Stored entries
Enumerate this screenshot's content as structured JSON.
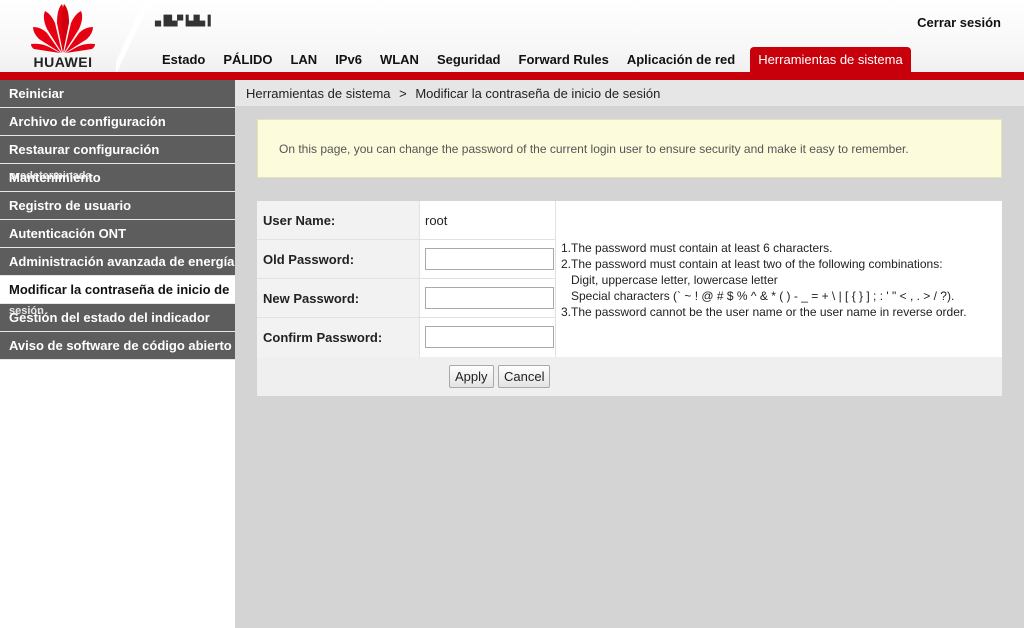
{
  "header": {
    "brand": "HUAWEI",
    "model": "▄▐█▄▀▐▄█▄▐",
    "logout": "Cerrar sesión",
    "brand_color": "#c7000b",
    "nav": [
      {
        "label": "Estado"
      },
      {
        "label": "PÁLIDO"
      },
      {
        "label": "LAN"
      },
      {
        "label": "IPv6"
      },
      {
        "label": "WLAN"
      },
      {
        "label": "Seguridad"
      },
      {
        "label": "Forward Rules"
      },
      {
        "label": "Aplicación de red"
      },
      {
        "label": "Herramientas de sistema"
      }
    ]
  },
  "sidebar": {
    "items": [
      {
        "label": "Reiniciar"
      },
      {
        "label": "Archivo de configuración"
      },
      {
        "label": "Restaurar configuración"
      },
      {
        "label": "Mantenimiento",
        "overlap": "predeterminada"
      },
      {
        "label": "Registro de usuario"
      },
      {
        "label": "Autenticación ONT"
      },
      {
        "label": "Administración avanzada de energía"
      },
      {
        "label": "Modificar la contraseña de inicio de"
      },
      {
        "label": "Gestión del estado del indicador",
        "overlap": "sesión"
      },
      {
        "label": "Aviso de software de código abierto"
      }
    ]
  },
  "breadcrumb": {
    "parent": "Herramientas de sistema",
    "separator": ">",
    "current": "Modificar la contraseña de inicio de sesión"
  },
  "note": "On this page, you can change the password of the current login user to ensure security and make it easy to remember.",
  "form": {
    "user_name_label": "User Name:",
    "user_name_value": "root",
    "old_password_label": "Old Password:",
    "old_password_value": "",
    "new_password_label": "New Password:",
    "new_password_value": "",
    "confirm_password_label": "Confirm Password:",
    "confirm_password_value": ""
  },
  "rules": {
    "line1": "1.The password must contain at least 6 characters.",
    "line2": "2.The password must contain at least two of the following combinations:",
    "line3": "Digit, uppercase letter, lowercase letter",
    "line4": "Special characters (` ~ ! @ # $ % ^ & * ( ) - _ = + \\ | [ { } ] ; : ' \" < , . > / ?).",
    "line5": "3.The password cannot be the user name or the user name in reverse order."
  },
  "buttons": {
    "apply": "Apply",
    "cancel": "Cancel"
  }
}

▶ **Directions for this task**
Every record must be copied exactly, with images dropped from the result.

▶ **Solution to this exercise**
Enumerate this screenshot's content as structured JSON.
{
  "header": {
    "brand": "HUAWEI",
    "model": "▄▐█▄▀▐▄█▄▐",
    "logout": "Cerrar sesión",
    "brand_color": "#c7000b",
    "nav": [
      {
        "label": "Estado"
      },
      {
        "label": "PÁLIDO"
      },
      {
        "label": "LAN"
      },
      {
        "label": "IPv6"
      },
      {
        "label": "WLAN"
      },
      {
        "label": "Seguridad"
      },
      {
        "label": "Forward Rules"
      },
      {
        "label": "Aplicación de red"
      },
      {
        "label": "Herramientas de sistema"
      }
    ]
  },
  "sidebar": {
    "items": [
      {
        "label": "Reiniciar"
      },
      {
        "label": "Archivo de configuración"
      },
      {
        "label": "Restaurar configuración"
      },
      {
        "label": "Mantenimiento",
        "overlap": "predeterminada"
      },
      {
        "label": "Registro de usuario"
      },
      {
        "label": "Autenticación ONT"
      },
      {
        "label": "Administración avanzada de energía"
      },
      {
        "label": "Modificar la contraseña de inicio de"
      },
      {
        "label": "Gestión del estado del indicador",
        "overlap": "sesión"
      },
      {
        "label": "Aviso de software de código abierto"
      }
    ]
  },
  "breadcrumb": {
    "parent": "Herramientas de sistema",
    "separator": ">",
    "current": "Modificar la contraseña de inicio de sesión"
  },
  "note": "On this page, you can change the password of the current login user to ensure security and make it easy to remember.",
  "form": {
    "user_name_label": "User Name:",
    "user_name_value": "root",
    "old_password_label": "Old Password:",
    "old_password_value": "",
    "new_password_label": "New Password:",
    "new_password_value": "",
    "confirm_password_label": "Confirm Password:",
    "confirm_password_value": ""
  },
  "rules": {
    "line1": "1.The password must contain at least 6 characters.",
    "line2": "2.The password must contain at least two of the following combinations:",
    "line3": "Digit, uppercase letter, lowercase letter",
    "line4": "Special characters (` ~ ! @ # $ % ^ & * ( ) - _ = + \\ | [ { } ] ; : ' \" < , . > / ?).",
    "line5": "3.The password cannot be the user name or the user name in reverse order."
  },
  "buttons": {
    "apply": "Apply",
    "cancel": "Cancel"
  }
}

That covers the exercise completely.